TEXT SEGMENT:
I think we need to go back to the word wealth, because it has a bad reputation. When people hear the word wealth, they think of entitlement, but wealth actually comes from a word that means happiness. We need to think about financial well-being as part of our overall well-being.
If you're worried about money and you're under chronic stress, your cortisol levels go up. We know that this can manifest as illness, and it does, and it often does. And it can lead to diabetes, or arthritis pain and suffering, and you end up in the health care system. There's a misconception that if you have Medicare, everything is taken care of. But most of us are waking up to the fact that that's not the case at all.
Additionally, women's health care costs are far higher than men's after retirement. This only makes it more difficult, not to mention the fact that women perform 80% of caregiving activities, whether it be for children, spouses, partners, parents, or even grandparents. And we are often the ones who pay for caregiving out of our own pockets.
Not only that, but they often retire early to care for their spouse, partner, or parent. Of course, they take time off work to care for their kids. They miss out on promotions, they miss out on raises, they miss out on increases in Social Security and 401(k) contributions. This is something that women should discuss with each other and, if they're married or in a relationship, with their partner.
“In one of the studies we did at Age Wave, we found that women are more comfortable talking about their death than they are talking about money. We don't talk about how much money we make. We don't talk about how we invest our money. We don't talk about financial advisors, which we like or dislike. These are not conversations we have, but we need to open that door. I feel very strongly about this.”

PARTS OF THE EXERCISE:
A – According to the passage on women and money, what share of caregiving activities do women perform?
B – Please carry on the passage on women and money from the point where it stops.

Data records:
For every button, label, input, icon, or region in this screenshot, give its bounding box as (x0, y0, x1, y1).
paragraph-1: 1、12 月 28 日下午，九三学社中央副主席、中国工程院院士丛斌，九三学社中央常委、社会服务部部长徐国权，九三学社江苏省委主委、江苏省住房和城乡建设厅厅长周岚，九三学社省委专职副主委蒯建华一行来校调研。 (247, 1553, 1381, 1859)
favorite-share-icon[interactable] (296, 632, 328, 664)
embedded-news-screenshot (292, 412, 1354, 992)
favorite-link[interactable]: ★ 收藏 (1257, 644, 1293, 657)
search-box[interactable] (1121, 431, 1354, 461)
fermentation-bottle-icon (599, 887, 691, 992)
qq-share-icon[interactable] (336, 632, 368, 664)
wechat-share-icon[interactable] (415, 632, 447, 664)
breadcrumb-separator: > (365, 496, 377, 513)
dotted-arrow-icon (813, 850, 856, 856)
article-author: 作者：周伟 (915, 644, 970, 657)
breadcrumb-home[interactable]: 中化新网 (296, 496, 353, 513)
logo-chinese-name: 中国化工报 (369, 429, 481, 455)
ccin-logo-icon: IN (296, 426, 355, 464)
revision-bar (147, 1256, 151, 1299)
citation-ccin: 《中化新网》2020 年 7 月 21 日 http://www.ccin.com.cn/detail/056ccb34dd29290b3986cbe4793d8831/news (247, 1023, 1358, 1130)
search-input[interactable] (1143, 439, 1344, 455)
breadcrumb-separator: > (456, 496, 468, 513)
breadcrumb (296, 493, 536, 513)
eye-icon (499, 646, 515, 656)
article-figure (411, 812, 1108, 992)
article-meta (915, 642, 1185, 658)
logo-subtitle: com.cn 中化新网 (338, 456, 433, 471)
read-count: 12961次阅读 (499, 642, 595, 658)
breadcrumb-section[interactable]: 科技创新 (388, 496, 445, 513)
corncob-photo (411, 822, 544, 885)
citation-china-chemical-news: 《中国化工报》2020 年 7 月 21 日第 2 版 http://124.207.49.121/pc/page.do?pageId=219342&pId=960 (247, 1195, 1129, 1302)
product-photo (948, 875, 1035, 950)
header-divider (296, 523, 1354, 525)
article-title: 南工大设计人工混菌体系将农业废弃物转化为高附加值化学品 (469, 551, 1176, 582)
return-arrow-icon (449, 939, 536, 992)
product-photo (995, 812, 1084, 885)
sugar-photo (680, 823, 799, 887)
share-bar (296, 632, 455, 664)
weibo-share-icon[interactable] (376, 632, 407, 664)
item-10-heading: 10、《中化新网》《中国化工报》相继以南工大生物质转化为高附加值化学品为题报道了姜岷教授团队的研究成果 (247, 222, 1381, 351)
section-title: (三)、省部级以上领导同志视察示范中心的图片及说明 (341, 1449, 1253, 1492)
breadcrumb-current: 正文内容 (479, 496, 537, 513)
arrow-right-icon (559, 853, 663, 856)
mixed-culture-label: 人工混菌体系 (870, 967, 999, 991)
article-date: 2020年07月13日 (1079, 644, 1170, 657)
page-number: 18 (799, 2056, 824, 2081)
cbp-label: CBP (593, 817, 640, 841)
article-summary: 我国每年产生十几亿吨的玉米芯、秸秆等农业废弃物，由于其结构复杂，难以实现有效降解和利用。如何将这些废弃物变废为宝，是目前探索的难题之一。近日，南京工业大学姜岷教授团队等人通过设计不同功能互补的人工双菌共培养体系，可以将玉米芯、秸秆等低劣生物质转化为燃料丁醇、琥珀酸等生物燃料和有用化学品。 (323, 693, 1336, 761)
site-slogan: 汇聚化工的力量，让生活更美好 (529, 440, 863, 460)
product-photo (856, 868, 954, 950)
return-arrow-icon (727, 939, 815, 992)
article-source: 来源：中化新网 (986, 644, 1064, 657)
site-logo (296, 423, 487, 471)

ANSWERS PROVIDED:
A – 80%

B –
The gap between rich and poor in this country is getting wider and wider, making a certain level of economic prosperity out of reach for most people. But we need to connect the dots. I can do yoga every morning and meditate every night, but if I don't plan for my best possible financial future given my income, I'm still out of luck.
The stress that that brings is just mind-blowing. We, as women, have to overcome barriers that are built into the system, frankly. It's really unfortunate, but it's true. Men and women doing the same job, but there's a pay gap, and if they both start working at the same time, and they both leave work at the same time, and they don't take the time to care for their loved ones, that difference can be over $500,000. That's a lot of money.
Those are years of retirement and years of elder care. So how do you embrace these changes in an agreeable way? The challenge of adapting and building good habits is tough, especially when you're caring for aging parents, trying to hang on to a job and facing ageism all around.
There is a gap between intention and action. We know some of the right actions to do, but we don't know everything. I think we need to start adding things that bring us joy. For example, I've gotten pretty good at sleeping lately, but sleep is not my superpower. The first thing I tried to do was to acknowledge the fact that what I did in the morning, that was just as important while I was sleeping as what I did at night. So how hard is it to face the sun first thing in the morning?
I don't even have to go outside. I just open the curtains. It may sound silly, but I've been sleeping better. It's helped me feel more energized during the day and I've been more excited to meet up with friends and go on hikes. It's been amazing. I've seen a cascade of positive effects. I think we need to rely on our bodies and minds to be in tune with joy.